Below are some records; repeat them all exactly, minus the pictures.

**Data supplied:**

________

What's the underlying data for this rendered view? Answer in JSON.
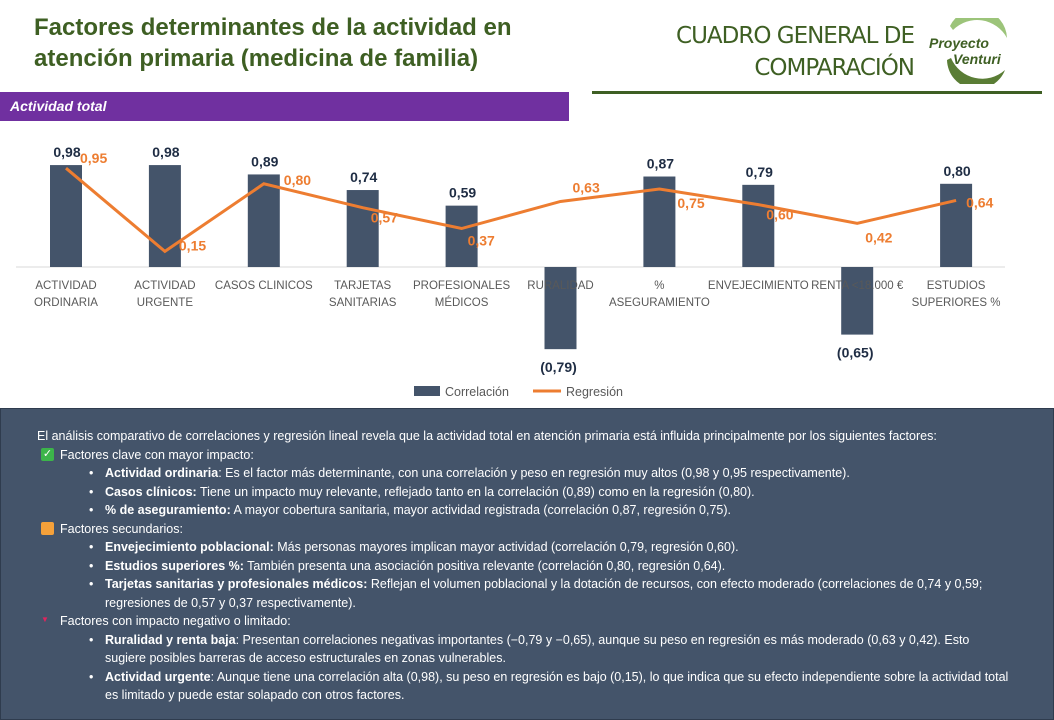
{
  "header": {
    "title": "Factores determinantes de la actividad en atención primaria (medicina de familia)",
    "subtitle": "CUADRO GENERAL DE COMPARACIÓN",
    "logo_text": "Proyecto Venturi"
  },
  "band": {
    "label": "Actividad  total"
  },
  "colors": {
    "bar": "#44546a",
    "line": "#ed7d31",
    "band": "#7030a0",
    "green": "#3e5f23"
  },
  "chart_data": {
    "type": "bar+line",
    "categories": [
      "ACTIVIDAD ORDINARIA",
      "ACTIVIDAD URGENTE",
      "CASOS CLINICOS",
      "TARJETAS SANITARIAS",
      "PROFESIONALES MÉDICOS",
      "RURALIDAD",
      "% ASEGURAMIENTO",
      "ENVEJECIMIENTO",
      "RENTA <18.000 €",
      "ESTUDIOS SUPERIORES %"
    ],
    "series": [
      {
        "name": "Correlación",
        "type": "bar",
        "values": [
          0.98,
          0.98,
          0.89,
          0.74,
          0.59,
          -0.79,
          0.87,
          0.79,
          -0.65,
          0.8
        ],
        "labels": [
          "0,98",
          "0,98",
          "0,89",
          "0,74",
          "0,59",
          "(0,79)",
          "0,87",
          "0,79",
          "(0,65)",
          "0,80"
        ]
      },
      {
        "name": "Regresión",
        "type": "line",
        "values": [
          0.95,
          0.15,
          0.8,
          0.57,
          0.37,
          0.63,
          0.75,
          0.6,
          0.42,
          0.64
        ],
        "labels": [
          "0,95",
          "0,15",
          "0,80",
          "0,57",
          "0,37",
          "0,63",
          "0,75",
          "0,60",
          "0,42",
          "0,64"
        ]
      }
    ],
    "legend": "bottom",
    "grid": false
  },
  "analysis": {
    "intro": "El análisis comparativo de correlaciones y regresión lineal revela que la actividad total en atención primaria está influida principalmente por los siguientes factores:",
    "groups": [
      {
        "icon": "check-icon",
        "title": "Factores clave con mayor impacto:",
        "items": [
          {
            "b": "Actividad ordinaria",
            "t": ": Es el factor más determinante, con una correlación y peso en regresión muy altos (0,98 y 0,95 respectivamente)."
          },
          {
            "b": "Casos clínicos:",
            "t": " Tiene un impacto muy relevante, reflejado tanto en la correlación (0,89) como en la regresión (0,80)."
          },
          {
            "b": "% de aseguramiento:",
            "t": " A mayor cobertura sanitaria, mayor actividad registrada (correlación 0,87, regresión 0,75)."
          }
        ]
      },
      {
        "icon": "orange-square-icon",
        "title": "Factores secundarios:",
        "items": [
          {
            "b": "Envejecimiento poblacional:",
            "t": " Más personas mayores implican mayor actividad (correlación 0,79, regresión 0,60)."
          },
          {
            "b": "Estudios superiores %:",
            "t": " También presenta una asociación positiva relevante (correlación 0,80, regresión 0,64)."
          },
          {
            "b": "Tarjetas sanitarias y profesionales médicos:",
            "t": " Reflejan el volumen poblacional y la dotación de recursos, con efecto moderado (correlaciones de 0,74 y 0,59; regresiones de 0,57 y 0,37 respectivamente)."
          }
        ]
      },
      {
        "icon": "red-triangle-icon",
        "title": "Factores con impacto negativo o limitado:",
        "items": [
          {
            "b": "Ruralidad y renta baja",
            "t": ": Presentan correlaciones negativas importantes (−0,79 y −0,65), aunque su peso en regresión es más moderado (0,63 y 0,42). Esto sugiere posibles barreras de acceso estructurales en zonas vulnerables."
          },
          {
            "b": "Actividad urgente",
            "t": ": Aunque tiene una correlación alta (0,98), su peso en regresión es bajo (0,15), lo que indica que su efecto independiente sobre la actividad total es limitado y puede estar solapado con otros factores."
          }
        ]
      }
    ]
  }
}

________

**Task answer:**
What's the underlying data for this rendered view? Answer in JSON.
{
  "header": {
    "title": "Factores determinantes de la actividad en atención primaria (medicina de familia)",
    "subtitle": "CUADRO GENERAL DE COMPARACIÓN",
    "logo_text": "Proyecto Venturi"
  },
  "band": {
    "label": "Actividad  total"
  },
  "colors": {
    "bar": "#44546a",
    "line": "#ed7d31",
    "band": "#7030a0",
    "green": "#3e5f23"
  },
  "chart_data": {
    "type": "bar+line",
    "categories": [
      "ACTIVIDAD ORDINARIA",
      "ACTIVIDAD URGENTE",
      "CASOS CLINICOS",
      "TARJETAS SANITARIAS",
      "PROFESIONALES MÉDICOS",
      "RURALIDAD",
      "% ASEGURAMIENTO",
      "ENVEJECIMIENTO",
      "RENTA <18.000 €",
      "ESTUDIOS SUPERIORES %"
    ],
    "series": [
      {
        "name": "Correlación",
        "type": "bar",
        "values": [
          0.98,
          0.98,
          0.89,
          0.74,
          0.59,
          -0.79,
          0.87,
          0.79,
          -0.65,
          0.8
        ],
        "labels": [
          "0,98",
          "0,98",
          "0,89",
          "0,74",
          "0,59",
          "(0,79)",
          "0,87",
          "0,79",
          "(0,65)",
          "0,80"
        ]
      },
      {
        "name": "Regresión",
        "type": "line",
        "values": [
          0.95,
          0.15,
          0.8,
          0.57,
          0.37,
          0.63,
          0.75,
          0.6,
          0.42,
          0.64
        ],
        "labels": [
          "0,95",
          "0,15",
          "0,80",
          "0,57",
          "0,37",
          "0,63",
          "0,75",
          "0,60",
          "0,42",
          "0,64"
        ]
      }
    ],
    "legend": "bottom",
    "grid": false
  },
  "analysis": {
    "intro": "El análisis comparativo de correlaciones y regresión lineal revela que la actividad total en atención primaria está influida principalmente por los siguientes factores:",
    "groups": [
      {
        "icon": "check-icon",
        "title": "Factores clave con mayor impacto:",
        "items": [
          {
            "b": "Actividad ordinaria",
            "t": ": Es el factor más determinante, con una correlación y peso en regresión muy altos (0,98 y 0,95 respectivamente)."
          },
          {
            "b": "Casos clínicos:",
            "t": " Tiene un impacto muy relevante, reflejado tanto en la correlación (0,89) como en la regresión (0,80)."
          },
          {
            "b": "% de aseguramiento:",
            "t": " A mayor cobertura sanitaria, mayor actividad registrada (correlación 0,87, regresión 0,75)."
          }
        ]
      },
      {
        "icon": "orange-square-icon",
        "title": "Factores secundarios:",
        "items": [
          {
            "b": "Envejecimiento poblacional:",
            "t": " Más personas mayores implican mayor actividad (correlación 0,79, regresión 0,60)."
          },
          {
            "b": "Estudios superiores %:",
            "t": " También presenta una asociación positiva relevante (correlación 0,80, regresión 0,64)."
          },
          {
            "b": "Tarjetas sanitarias y profesionales médicos:",
            "t": " Reflejan el volumen poblacional y la dotación de recursos, con efecto moderado (correlaciones de 0,74 y 0,59; regresiones de 0,57 y 0,37 respectivamente)."
          }
        ]
      },
      {
        "icon": "red-triangle-icon",
        "title": "Factores con impacto negativo o limitado:",
        "items": [
          {
            "b": "Ruralidad y renta baja",
            "t": ": Presentan correlaciones negativas importantes (−0,79 y −0,65), aunque su peso en regresión es más moderado (0,63 y 0,42). Esto sugiere posibles barreras de acceso estructurales en zonas vulnerables."
          },
          {
            "b": "Actividad urgente",
            "t": ": Aunque tiene una correlación alta (0,98), su peso en regresión es bajo (0,15), lo que indica que su efecto independiente sobre la actividad total es limitado y puede estar solapado con otros factores."
          }
        ]
      }
    ]
  }
}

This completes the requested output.